### GIVEN TASK
Here are some records. Copy each one exactly.

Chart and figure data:
========

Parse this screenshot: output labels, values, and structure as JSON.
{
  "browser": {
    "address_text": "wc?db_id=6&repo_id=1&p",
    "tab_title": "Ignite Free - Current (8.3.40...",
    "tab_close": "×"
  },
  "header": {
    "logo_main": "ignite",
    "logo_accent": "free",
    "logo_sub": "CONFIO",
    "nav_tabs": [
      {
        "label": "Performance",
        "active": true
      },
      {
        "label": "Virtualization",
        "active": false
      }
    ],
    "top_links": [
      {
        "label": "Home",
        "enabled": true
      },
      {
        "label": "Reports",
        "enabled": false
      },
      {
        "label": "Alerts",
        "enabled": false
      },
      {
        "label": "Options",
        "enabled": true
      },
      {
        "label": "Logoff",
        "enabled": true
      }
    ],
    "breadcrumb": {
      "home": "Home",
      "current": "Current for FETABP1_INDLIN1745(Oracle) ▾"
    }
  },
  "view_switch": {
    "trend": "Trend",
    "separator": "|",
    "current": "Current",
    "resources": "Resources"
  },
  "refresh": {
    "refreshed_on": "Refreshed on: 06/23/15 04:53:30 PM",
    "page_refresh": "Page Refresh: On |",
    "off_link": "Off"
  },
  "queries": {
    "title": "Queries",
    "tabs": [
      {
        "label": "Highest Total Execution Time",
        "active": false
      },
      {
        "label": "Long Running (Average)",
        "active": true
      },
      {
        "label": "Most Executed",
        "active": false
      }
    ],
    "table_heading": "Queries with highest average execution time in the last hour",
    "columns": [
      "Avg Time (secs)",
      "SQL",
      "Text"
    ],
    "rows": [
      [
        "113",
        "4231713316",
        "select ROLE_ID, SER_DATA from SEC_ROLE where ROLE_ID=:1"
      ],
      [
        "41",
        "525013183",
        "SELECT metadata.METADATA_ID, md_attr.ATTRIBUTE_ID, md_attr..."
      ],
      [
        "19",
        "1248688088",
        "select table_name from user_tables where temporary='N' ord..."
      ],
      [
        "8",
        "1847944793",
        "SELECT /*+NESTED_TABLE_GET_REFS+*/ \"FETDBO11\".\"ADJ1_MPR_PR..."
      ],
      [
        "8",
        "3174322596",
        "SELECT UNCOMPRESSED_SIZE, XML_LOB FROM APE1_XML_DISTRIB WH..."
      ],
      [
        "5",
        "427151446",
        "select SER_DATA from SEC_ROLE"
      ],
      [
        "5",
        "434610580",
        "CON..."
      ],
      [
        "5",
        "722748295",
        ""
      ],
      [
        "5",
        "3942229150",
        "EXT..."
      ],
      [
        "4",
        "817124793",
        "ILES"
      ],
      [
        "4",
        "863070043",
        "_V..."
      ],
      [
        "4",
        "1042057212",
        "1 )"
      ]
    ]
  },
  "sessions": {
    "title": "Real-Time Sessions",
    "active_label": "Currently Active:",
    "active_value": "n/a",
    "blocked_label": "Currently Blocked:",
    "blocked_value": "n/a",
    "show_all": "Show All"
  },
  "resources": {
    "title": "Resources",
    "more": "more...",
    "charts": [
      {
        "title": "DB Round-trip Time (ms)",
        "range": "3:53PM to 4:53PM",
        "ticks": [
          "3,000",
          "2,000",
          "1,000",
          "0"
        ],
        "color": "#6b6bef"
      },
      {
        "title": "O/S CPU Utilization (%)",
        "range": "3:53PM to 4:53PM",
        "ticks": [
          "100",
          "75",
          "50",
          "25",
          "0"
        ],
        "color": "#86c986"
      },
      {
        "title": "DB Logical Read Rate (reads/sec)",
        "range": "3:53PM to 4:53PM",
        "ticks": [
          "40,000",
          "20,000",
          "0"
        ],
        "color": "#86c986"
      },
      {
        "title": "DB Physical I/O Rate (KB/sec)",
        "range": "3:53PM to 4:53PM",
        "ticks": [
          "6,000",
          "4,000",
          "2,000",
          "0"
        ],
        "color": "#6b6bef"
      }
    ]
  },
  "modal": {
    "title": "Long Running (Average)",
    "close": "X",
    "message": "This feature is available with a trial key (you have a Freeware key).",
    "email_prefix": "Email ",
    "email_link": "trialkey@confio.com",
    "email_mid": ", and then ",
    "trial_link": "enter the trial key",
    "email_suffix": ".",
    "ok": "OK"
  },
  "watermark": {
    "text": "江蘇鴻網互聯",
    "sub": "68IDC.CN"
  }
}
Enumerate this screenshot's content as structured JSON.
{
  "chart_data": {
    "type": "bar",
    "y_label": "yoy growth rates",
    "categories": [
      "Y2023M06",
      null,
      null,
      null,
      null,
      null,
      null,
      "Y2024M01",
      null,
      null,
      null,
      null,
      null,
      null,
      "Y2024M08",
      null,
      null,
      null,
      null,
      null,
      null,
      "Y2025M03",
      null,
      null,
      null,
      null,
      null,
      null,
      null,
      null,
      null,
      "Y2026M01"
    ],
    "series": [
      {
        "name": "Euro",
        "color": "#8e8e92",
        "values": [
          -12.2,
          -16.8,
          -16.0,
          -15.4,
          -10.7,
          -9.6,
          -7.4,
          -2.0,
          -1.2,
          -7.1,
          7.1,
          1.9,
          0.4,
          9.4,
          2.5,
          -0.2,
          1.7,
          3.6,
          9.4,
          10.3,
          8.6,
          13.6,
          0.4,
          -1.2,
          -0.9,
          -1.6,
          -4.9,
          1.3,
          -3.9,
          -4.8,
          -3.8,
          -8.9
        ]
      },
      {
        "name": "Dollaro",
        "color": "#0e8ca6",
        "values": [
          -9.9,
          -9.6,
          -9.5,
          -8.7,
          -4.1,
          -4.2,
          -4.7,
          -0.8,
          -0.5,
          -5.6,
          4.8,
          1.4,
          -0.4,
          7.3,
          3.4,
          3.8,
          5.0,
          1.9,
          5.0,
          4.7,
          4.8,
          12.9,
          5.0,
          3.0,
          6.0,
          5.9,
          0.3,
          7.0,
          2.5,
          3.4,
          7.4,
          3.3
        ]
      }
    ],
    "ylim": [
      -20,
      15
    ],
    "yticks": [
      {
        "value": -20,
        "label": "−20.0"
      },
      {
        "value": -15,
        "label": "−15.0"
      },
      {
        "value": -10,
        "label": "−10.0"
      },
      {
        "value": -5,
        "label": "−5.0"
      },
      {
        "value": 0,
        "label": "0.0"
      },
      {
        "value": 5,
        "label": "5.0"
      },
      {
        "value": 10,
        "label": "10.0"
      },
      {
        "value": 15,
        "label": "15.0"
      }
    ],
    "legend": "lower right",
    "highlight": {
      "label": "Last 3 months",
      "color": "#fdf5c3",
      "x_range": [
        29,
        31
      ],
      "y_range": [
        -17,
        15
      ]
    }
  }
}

========

### TASK ANSWER
Parse this screenshot: output labels, values, and structure as JSON.
{
  "browser": {
    "address_text": "wc?db_id=6&repo_id=1&p",
    "tab_title": "Ignite Free - Current (8.3.40...",
    "tab_close": "×"
  },
  "header": {
    "logo_main": "ignite",
    "logo_accent": "free",
    "logo_sub": "CONFIO",
    "nav_tabs": [
      {
        "label": "Performance",
        "active": true
      },
      {
        "label": "Virtualization",
        "active": false
      }
    ],
    "top_links": [
      {
        "label": "Home",
        "enabled": true
      },
      {
        "label": "Reports",
        "enabled": false
      },
      {
        "label": "Alerts",
        "enabled": false
      },
      {
        "label": "Options",
        "enabled": true
      },
      {
        "label": "Logoff",
        "enabled": true
      }
    ],
    "breadcrumb": {
      "home": "Home",
      "current": "Current for FETABP1_INDLIN1745(Oracle) ▾"
    }
  },
  "view_switch": {
    "trend": "Trend",
    "separator": "|",
    "current": "Current",
    "resources": "Resources"
  },
  "refresh": {
    "refreshed_on": "Refreshed on: 06/23/15 04:53:30 PM",
    "page_refresh": "Page Refresh: On |",
    "off_link": "Off"
  },
  "queries": {
    "title": "Queries",
    "tabs": [
      {
        "label": "Highest Total Execution Time",
        "active": false
      },
      {
        "label": "Long Running (Average)",
        "active": true
      },
      {
        "label": "Most Executed",
        "active": false
      }
    ],
    "table_heading": "Queries with highest average execution time in the last hour",
    "columns": [
      "Avg Time (secs)",
      "SQL",
      "Text"
    ],
    "rows": [
      [
        "113",
        "4231713316",
        "select ROLE_ID, SER_DATA from SEC_ROLE where ROLE_ID=:1"
      ],
      [
        "41",
        "525013183",
        "SELECT metadata.METADATA_ID, md_attr.ATTRIBUTE_ID, md_attr..."
      ],
      [
        "19",
        "1248688088",
        "select table_name from user_tables where temporary='N' ord..."
      ],
      [
        "8",
        "1847944793",
        "SELECT /*+NESTED_TABLE_GET_REFS+*/ \"FETDBO11\".\"ADJ1_MPR_PR..."
      ],
      [
        "8",
        "3174322596",
        "SELECT UNCOMPRESSED_SIZE, XML_LOB FROM APE1_XML_DISTRIB WH..."
      ],
      [
        "5",
        "427151446",
        "select SER_DATA from SEC_ROLE"
      ],
      [
        "5",
        "434610580",
        "CON..."
      ],
      [
        "5",
        "722748295",
        ""
      ],
      [
        "5",
        "3942229150",
        "EXT..."
      ],
      [
        "4",
        "817124793",
        "ILES"
      ],
      [
        "4",
        "863070043",
        "_V..."
      ],
      [
        "4",
        "1042057212",
        "1 )"
      ]
    ]
  },
  "sessions": {
    "title": "Real-Time Sessions",
    "active_label": "Currently Active:",
    "active_value": "n/a",
    "blocked_label": "Currently Blocked:",
    "blocked_value": "n/a",
    "show_all": "Show All"
  },
  "resources": {
    "title": "Resources",
    "more": "more...",
    "charts": [
      {
        "title": "DB Round-trip Time (ms)",
        "range": "3:53PM to 4:53PM",
        "ticks": [
          "3,000",
          "2,000",
          "1,000",
          "0"
        ],
        "color": "#6b6bef"
      },
      {
        "title": "O/S CPU Utilization (%)",
        "range": "3:53PM to 4:53PM",
        "ticks": [
          "100",
          "75",
          "50",
          "25",
          "0"
        ],
        "color": "#86c986"
      },
      {
        "title": "DB Logical Read Rate (reads/sec)",
        "range": "3:53PM to 4:53PM",
        "ticks": [
          "40,000",
          "20,000",
          "0"
        ],
        "color": "#86c986"
      },
      {
        "title": "DB Physical I/O Rate (KB/sec)",
        "range": "3:53PM to 4:53PM",
        "ticks": [
          "6,000",
          "4,000",
          "2,000",
          "0"
        ],
        "color": "#6b6bef"
      }
    ]
  },
  "modal": {
    "title": "Long Running (Average)",
    "close": "X",
    "message": "This feature is available with a trial key (you have a Freeware key).",
    "email_prefix": "Email ",
    "email_link": "trialkey@confio.com",
    "email_mid": ", and then ",
    "trial_link": "enter the trial key",
    "email_suffix": ".",
    "ok": "OK"
  },
  "watermark": {
    "text": "江蘇鴻網互聯",
    "sub": "68IDC.CN"
  }
}
Enumerate this screenshot's content as structured JSON.
{
  "chart_data": {
    "type": "bar",
    "y_label": "yoy growth rates",
    "categories": [
      "Y2023M06",
      null,
      null,
      null,
      null,
      null,
      null,
      "Y2024M01",
      null,
      null,
      null,
      null,
      null,
      null,
      "Y2024M08",
      null,
      null,
      null,
      null,
      null,
      null,
      "Y2025M03",
      null,
      null,
      null,
      null,
      null,
      null,
      null,
      null,
      null,
      "Y2026M01"
    ],
    "series": [
      {
        "name": "Euro",
        "color": "#8e8e92",
        "values": [
          -12.2,
          -16.8,
          -16.0,
          -15.4,
          -10.7,
          -9.6,
          -7.4,
          -2.0,
          -1.2,
          -7.1,
          7.1,
          1.9,
          0.4,
          9.4,
          2.5,
          -0.2,
          1.7,
          3.6,
          9.4,
          10.3,
          8.6,
          13.6,
          0.4,
          -1.2,
          -0.9,
          -1.6,
          -4.9,
          1.3,
          -3.9,
          -4.8,
          -3.8,
          -8.9
        ]
      },
      {
        "name": "Dollaro",
        "color": "#0e8ca6",
        "values": [
          -9.9,
          -9.6,
          -9.5,
          -8.7,
          -4.1,
          -4.2,
          -4.7,
          -0.8,
          -0.5,
          -5.6,
          4.8,
          1.4,
          -0.4,
          7.3,
          3.4,
          3.8,
          5.0,
          1.9,
          5.0,
          4.7,
          4.8,
          12.9,
          5.0,
          3.0,
          6.0,
          5.9,
          0.3,
          7.0,
          2.5,
          3.4,
          7.4,
          3.3
        ]
      }
    ],
    "ylim": [
      -20,
      15
    ],
    "yticks": [
      {
        "value": -20,
        "label": "−20.0"
      },
      {
        "value": -15,
        "label": "−15.0"
      },
      {
        "value": -10,
        "label": "−10.0"
      },
      {
        "value": -5,
        "label": "−5.0"
      },
      {
        "value": 0,
        "label": "0.0"
      },
      {
        "value": 5,
        "label": "5.0"
      },
      {
        "value": 10,
        "label": "10.0"
      },
      {
        "value": 15,
        "label": "15.0"
      }
    ],
    "legend": "lower right",
    "highlight": {
      "label": "Last 3 months",
      "color": "#fdf5c3",
      "x_range": [
        29,
        31
      ],
      "y_range": [
        -17,
        15
      ]
    }
  }
}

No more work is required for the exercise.